• Saved data entries:
———
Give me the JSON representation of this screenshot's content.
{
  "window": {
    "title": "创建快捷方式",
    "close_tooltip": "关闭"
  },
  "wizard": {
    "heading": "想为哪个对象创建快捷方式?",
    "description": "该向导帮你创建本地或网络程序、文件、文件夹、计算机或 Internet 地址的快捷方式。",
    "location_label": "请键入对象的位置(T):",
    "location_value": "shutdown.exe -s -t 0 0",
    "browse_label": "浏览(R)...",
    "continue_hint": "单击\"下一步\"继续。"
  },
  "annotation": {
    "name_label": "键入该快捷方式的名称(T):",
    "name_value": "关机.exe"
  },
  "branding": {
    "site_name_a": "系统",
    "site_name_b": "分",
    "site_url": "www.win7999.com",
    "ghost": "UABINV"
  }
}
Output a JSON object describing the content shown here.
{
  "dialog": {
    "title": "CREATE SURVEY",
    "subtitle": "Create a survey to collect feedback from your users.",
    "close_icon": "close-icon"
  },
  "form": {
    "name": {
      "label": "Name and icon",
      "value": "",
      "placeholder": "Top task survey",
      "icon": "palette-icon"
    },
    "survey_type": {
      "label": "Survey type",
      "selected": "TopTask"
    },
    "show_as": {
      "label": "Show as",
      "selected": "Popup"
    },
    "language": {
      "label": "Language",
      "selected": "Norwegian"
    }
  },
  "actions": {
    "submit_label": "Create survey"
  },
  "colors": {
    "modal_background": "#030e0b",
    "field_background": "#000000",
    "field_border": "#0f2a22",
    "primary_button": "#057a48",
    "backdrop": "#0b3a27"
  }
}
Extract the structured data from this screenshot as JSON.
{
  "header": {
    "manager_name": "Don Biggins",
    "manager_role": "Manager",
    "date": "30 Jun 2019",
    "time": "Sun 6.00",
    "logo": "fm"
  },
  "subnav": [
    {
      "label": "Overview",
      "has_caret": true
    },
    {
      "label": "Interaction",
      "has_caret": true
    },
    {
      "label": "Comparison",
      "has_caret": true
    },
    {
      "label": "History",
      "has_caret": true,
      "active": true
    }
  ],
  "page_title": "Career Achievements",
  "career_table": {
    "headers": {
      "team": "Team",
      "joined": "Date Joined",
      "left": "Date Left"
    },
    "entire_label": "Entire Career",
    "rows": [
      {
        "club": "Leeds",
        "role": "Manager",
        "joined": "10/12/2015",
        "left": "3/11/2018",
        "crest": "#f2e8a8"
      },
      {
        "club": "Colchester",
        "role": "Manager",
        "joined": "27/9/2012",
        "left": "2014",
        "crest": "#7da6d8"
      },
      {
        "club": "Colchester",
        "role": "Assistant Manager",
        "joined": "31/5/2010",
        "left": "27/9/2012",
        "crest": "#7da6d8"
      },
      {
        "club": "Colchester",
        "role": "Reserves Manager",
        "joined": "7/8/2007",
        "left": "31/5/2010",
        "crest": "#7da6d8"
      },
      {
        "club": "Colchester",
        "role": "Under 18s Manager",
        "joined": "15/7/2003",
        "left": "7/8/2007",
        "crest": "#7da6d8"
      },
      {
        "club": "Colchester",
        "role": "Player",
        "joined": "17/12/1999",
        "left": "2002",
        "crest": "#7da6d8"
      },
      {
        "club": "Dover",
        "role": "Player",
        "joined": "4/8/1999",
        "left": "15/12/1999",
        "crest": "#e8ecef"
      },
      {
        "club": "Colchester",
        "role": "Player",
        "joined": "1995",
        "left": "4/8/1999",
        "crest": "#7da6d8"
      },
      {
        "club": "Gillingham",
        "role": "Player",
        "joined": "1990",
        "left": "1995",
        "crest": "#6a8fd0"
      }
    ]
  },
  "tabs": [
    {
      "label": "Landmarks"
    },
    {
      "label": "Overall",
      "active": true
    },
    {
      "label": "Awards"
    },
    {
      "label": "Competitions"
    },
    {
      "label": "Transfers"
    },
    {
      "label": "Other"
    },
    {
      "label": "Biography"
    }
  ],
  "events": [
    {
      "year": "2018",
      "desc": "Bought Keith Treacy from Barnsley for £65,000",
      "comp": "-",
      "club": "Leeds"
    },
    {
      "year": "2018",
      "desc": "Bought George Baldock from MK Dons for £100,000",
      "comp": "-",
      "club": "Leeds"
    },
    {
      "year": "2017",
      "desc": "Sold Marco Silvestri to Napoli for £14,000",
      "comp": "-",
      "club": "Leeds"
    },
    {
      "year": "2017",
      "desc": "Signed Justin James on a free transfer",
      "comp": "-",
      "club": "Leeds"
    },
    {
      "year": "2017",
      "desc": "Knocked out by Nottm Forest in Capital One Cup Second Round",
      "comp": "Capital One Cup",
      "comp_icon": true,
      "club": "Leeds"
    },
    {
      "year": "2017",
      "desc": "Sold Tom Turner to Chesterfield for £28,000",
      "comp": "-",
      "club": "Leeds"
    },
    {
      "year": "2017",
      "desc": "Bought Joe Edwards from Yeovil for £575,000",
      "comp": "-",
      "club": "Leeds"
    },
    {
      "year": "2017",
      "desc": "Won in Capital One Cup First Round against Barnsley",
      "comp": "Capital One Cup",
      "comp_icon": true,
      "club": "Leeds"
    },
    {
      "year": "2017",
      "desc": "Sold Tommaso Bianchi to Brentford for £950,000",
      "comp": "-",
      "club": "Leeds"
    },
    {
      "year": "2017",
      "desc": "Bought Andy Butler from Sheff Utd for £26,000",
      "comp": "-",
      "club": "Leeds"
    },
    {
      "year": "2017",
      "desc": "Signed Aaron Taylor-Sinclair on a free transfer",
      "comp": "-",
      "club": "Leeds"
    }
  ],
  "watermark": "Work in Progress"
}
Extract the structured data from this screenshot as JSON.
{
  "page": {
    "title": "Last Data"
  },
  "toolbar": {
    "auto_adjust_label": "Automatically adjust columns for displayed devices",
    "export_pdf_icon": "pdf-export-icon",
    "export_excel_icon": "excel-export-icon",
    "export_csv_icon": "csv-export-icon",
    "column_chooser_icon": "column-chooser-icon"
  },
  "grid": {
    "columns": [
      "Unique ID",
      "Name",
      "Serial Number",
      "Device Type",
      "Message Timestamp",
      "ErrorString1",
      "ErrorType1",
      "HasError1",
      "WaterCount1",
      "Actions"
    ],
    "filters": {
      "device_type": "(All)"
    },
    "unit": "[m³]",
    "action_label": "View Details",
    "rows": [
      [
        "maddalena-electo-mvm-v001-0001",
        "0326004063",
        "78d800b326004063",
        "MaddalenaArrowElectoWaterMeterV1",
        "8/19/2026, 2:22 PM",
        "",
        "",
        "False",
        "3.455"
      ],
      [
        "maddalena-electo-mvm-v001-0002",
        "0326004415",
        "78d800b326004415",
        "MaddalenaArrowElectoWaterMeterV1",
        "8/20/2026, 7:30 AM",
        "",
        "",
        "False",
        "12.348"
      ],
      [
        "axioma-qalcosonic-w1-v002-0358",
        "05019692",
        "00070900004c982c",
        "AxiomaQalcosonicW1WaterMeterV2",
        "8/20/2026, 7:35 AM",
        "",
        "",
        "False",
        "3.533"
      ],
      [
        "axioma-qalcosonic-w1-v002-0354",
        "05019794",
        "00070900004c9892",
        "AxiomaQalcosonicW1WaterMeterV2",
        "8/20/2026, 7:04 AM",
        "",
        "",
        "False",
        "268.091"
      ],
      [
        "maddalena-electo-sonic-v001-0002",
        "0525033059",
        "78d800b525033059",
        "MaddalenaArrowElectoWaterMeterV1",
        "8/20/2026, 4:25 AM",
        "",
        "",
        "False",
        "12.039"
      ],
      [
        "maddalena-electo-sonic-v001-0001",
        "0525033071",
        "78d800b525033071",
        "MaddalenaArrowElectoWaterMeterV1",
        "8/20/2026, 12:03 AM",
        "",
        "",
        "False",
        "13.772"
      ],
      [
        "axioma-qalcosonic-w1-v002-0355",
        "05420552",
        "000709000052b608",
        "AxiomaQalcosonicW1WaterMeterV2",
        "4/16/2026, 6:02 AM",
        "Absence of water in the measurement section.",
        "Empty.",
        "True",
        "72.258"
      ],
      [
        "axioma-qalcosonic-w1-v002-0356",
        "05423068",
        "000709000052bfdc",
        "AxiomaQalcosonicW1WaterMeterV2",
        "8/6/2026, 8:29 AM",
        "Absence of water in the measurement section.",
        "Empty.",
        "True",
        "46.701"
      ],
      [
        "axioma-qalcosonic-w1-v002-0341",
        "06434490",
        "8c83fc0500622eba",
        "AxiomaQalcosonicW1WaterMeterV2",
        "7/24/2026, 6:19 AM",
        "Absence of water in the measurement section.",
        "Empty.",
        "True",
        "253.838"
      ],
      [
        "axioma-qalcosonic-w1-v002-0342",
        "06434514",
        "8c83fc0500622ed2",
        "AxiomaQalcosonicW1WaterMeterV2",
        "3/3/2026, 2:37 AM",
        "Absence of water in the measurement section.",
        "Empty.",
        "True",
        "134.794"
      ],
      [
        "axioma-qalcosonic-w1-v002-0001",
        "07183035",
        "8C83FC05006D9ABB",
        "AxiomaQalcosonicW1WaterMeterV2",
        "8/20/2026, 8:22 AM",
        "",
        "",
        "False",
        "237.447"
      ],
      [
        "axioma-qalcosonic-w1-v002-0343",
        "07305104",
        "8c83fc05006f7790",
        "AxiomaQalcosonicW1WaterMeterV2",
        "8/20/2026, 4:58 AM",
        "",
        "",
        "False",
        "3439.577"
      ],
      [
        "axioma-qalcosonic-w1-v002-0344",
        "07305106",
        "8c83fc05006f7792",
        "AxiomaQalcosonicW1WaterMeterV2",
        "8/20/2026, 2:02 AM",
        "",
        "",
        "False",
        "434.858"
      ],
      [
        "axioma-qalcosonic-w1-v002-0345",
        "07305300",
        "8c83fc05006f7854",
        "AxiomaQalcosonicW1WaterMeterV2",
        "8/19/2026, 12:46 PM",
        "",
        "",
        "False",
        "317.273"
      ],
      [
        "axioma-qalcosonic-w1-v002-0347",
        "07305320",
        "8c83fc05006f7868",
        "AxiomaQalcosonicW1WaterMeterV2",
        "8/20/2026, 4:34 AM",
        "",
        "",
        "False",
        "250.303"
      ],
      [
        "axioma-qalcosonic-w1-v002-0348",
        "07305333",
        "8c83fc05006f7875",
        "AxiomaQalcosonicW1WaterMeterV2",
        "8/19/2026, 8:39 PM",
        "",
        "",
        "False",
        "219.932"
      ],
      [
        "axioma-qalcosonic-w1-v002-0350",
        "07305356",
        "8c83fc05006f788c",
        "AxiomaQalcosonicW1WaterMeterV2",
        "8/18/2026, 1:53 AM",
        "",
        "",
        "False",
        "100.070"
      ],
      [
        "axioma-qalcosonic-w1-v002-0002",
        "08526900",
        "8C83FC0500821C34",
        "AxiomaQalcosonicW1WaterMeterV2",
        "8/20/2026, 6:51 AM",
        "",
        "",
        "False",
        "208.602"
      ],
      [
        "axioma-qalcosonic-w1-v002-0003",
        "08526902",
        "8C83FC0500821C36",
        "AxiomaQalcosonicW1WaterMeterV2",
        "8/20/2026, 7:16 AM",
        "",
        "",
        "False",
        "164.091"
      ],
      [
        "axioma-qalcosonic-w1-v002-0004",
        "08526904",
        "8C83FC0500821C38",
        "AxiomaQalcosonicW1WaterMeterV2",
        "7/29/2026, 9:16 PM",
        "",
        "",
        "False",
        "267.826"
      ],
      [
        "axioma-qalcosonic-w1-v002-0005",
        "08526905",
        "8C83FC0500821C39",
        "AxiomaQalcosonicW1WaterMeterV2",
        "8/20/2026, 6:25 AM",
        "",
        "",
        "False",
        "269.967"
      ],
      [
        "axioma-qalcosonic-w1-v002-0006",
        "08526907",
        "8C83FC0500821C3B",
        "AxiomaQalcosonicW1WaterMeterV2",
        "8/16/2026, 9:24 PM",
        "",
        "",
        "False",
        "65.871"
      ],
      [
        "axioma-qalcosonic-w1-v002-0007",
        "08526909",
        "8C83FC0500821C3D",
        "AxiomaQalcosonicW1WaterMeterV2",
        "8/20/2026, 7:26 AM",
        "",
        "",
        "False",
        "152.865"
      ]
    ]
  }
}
———
• WHAT IS REQUIRED: Copy out every line of the material above that mentions the word "JSON".

• ANSWER TO THE PROBLEM:
Give me the JSON representation of this screenshot's content.
Output a JSON object describing the content shown here.
Extract the structured data from this screenshot as JSON.
Extract the structured data from this screenshot as JSON.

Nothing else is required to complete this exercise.